TASK STATEMENT
Please determine how many lines of the material include the word "tout", and respond with nothing but that number.

(Saved data entries)
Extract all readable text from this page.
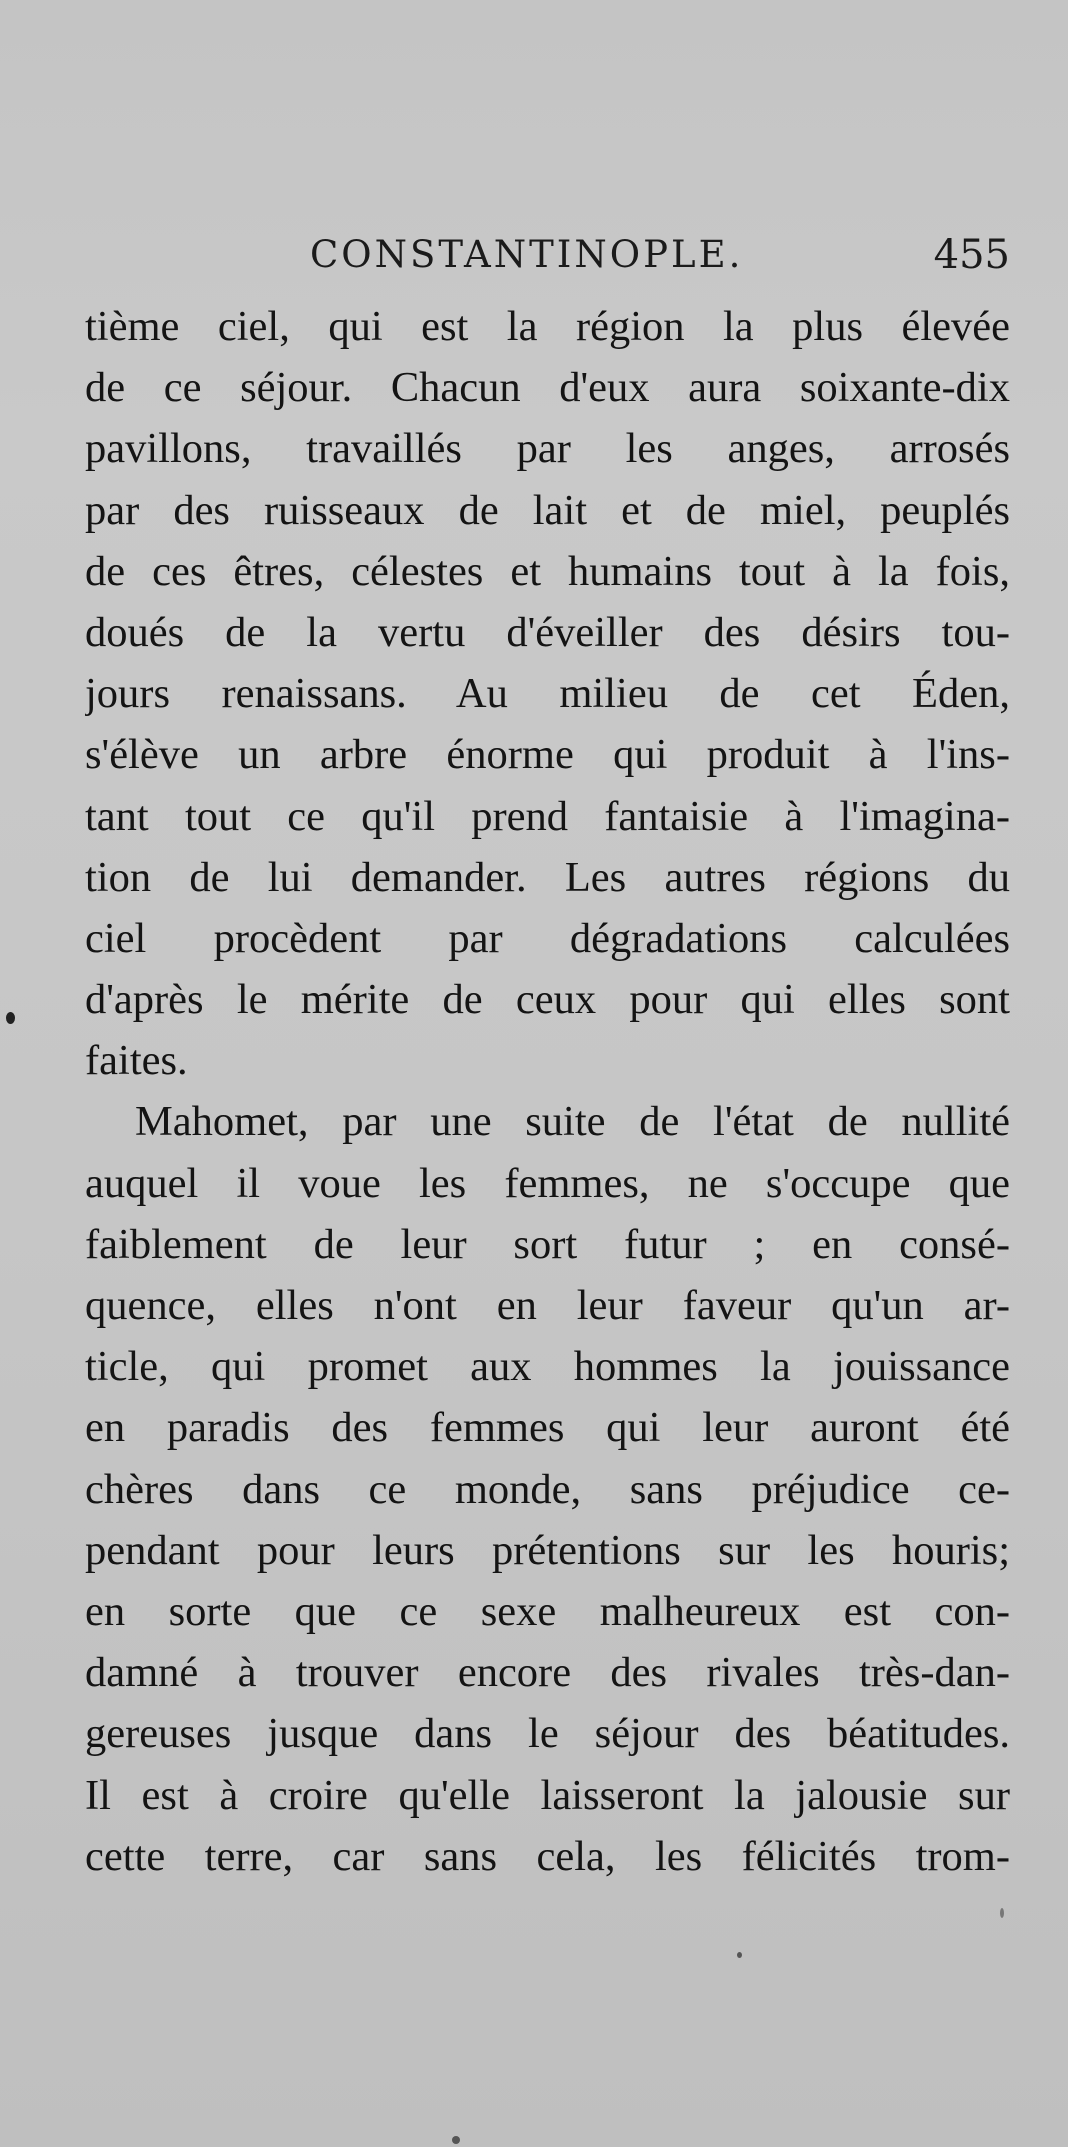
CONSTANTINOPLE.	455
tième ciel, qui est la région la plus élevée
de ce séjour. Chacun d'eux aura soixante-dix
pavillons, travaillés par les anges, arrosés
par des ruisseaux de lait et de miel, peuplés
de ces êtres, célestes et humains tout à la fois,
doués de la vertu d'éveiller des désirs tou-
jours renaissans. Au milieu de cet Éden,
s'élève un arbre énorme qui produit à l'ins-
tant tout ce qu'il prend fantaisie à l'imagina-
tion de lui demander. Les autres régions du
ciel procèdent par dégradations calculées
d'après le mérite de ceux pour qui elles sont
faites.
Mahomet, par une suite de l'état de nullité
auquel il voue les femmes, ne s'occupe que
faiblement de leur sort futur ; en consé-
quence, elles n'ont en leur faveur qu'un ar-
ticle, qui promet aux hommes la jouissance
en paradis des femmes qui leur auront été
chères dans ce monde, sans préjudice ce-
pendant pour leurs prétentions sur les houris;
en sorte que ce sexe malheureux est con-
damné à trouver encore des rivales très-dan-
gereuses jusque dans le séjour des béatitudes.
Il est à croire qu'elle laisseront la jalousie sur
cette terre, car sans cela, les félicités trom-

TASK RESPONSE
2